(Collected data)
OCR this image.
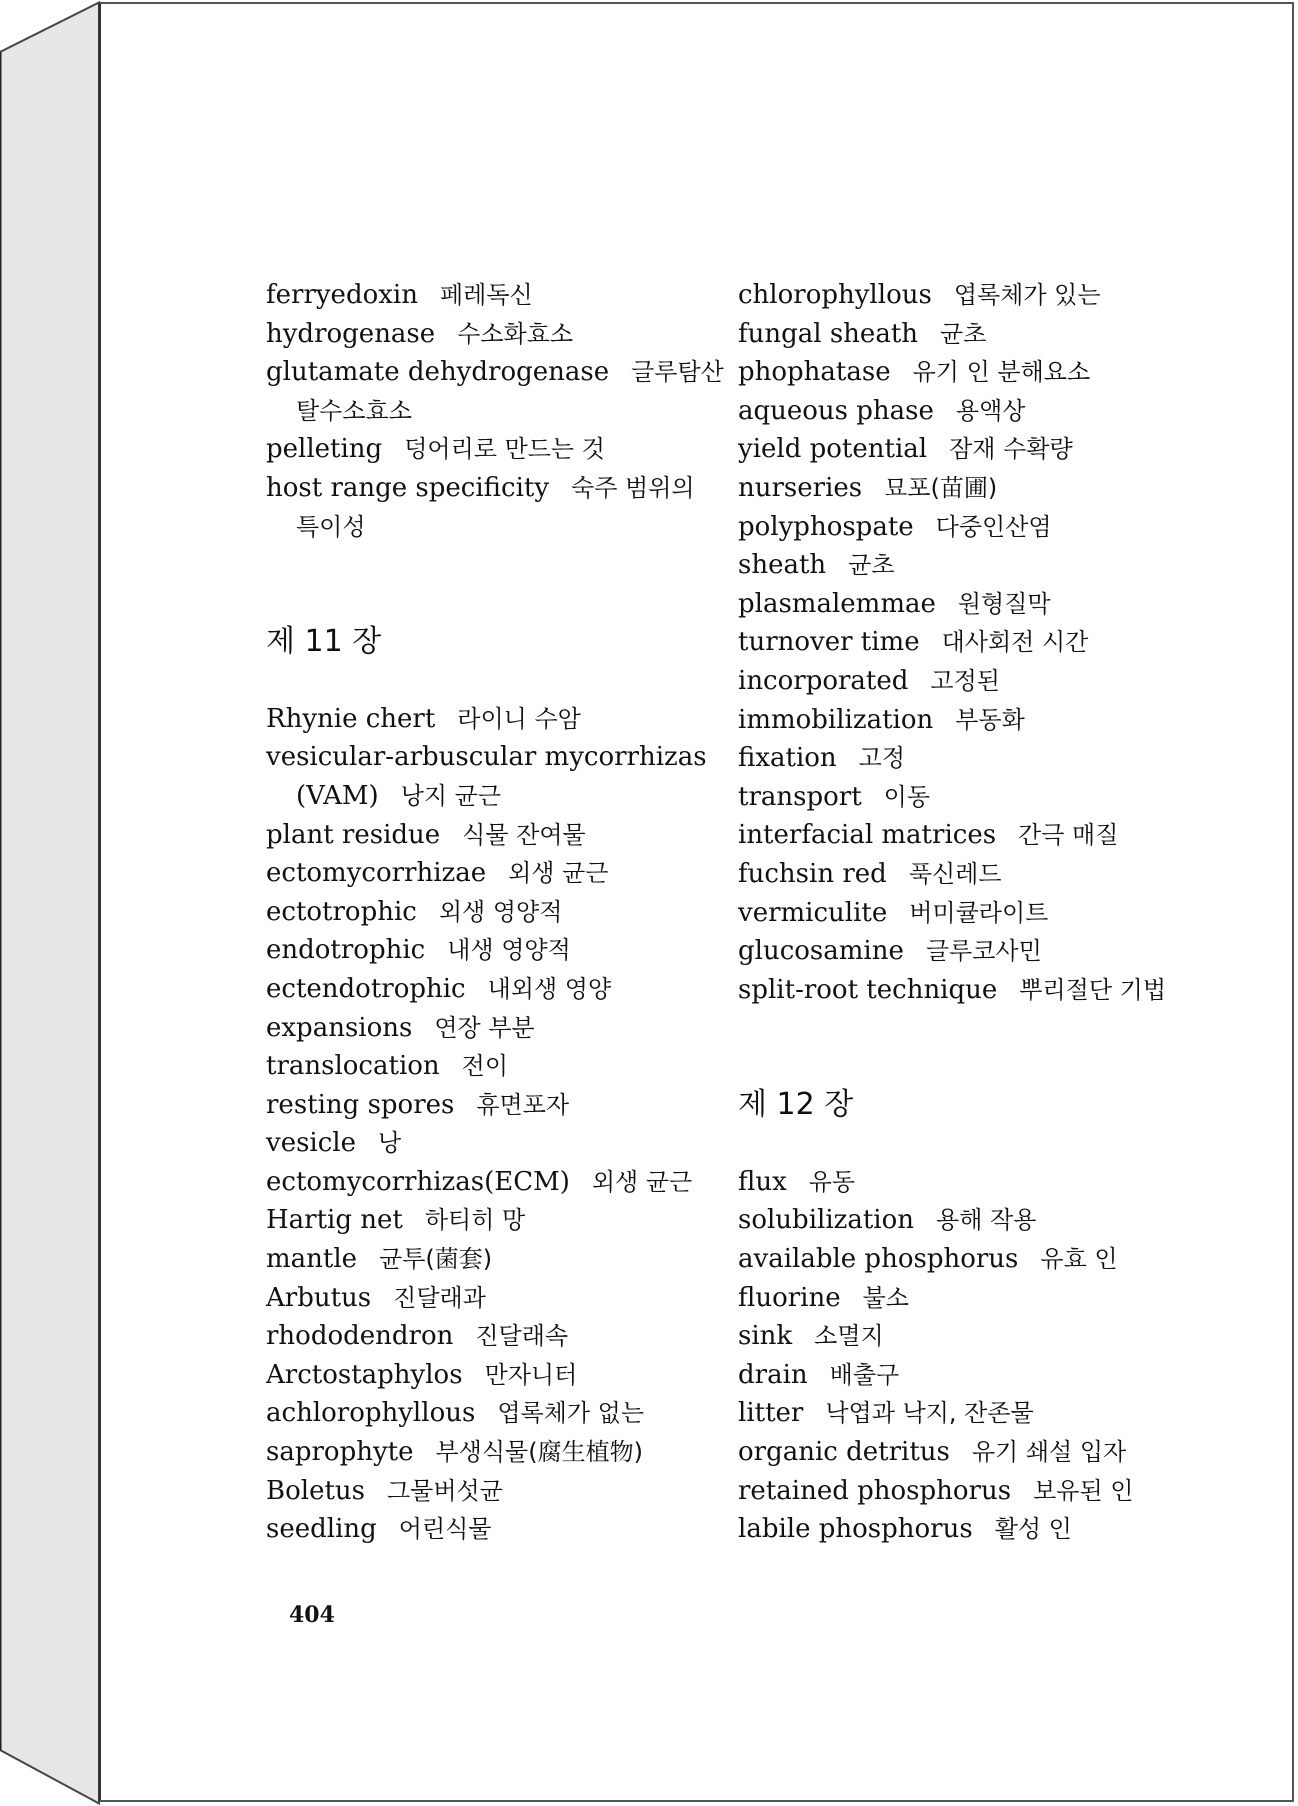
ferryedoxin 페레독신
hydrogenase 수소화효소
glutamate dehydrogenase 글루탐산
탈수소효소
pelleting 덩어리로 만드는 것
host range specificity 숙주 범위의
특이성
제 11 장
Rhynie chert 라이니 수암
vesicular-arbuscular mycorrhizas
(VAM) 낭지 균근
plant residue 식물 잔여물
ectomycorrhizae 외생 균근
ectotrophic 외생 영양적
endotrophic 내생 영양적
ectendotrophic 내외생 영양
expansions 연장 부분
translocation 전이
resting spores 휴면포자
vesicle 낭
ectomycorrhizas(ECM) 외생 균근
Hartig net 하티히 망
mantle 균투(菌套)
Arbutus 진달래과
rhododendron 진달래속
Arctostaphylos 만자니터
achlorophyllous 엽록체가 없는
saprophyte 부생식물(腐生植物)
Boletus 그물버섯균
seedling 어린식물
chlorophyllous 엽록체가 있는
fungal sheath 균초
phophatase 유기 인 분해요소
aqueous phase 용액상
yield potential 잠재 수확량
nurseries 묘포(苗圃)
polyphospate 다중인산염
sheath 균초
plasmalemmae 원형질막
turnover time 대사회전 시간
incorporated 고정된
immobilization 부동화
fixation 고정
transport 이동
interfacial matrices 간극 매질
fuchsin red 푹신레드
vermiculite 버미큘라이트
glucosamine 글루코사민
split-root technique 뿌리절단 기법
제 12 장
flux 유동
solubilization 용해 작용
available phosphorus 유효 인
fluorine 불소
sink 소멸지
drain 배출구
litter 낙엽과 낙지, 잔존물
organic detritus 유기 쇄설 입자
retained phosphorus 보유된 인
labile phosphorus 활성 인
404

## EXERCISE
Copy each line that contains the word "phosphorus".

## EXERCISE RESULT
available phosphorus 유효 인
retained phosphorus 보유된 인
labile phosphorus 활성 인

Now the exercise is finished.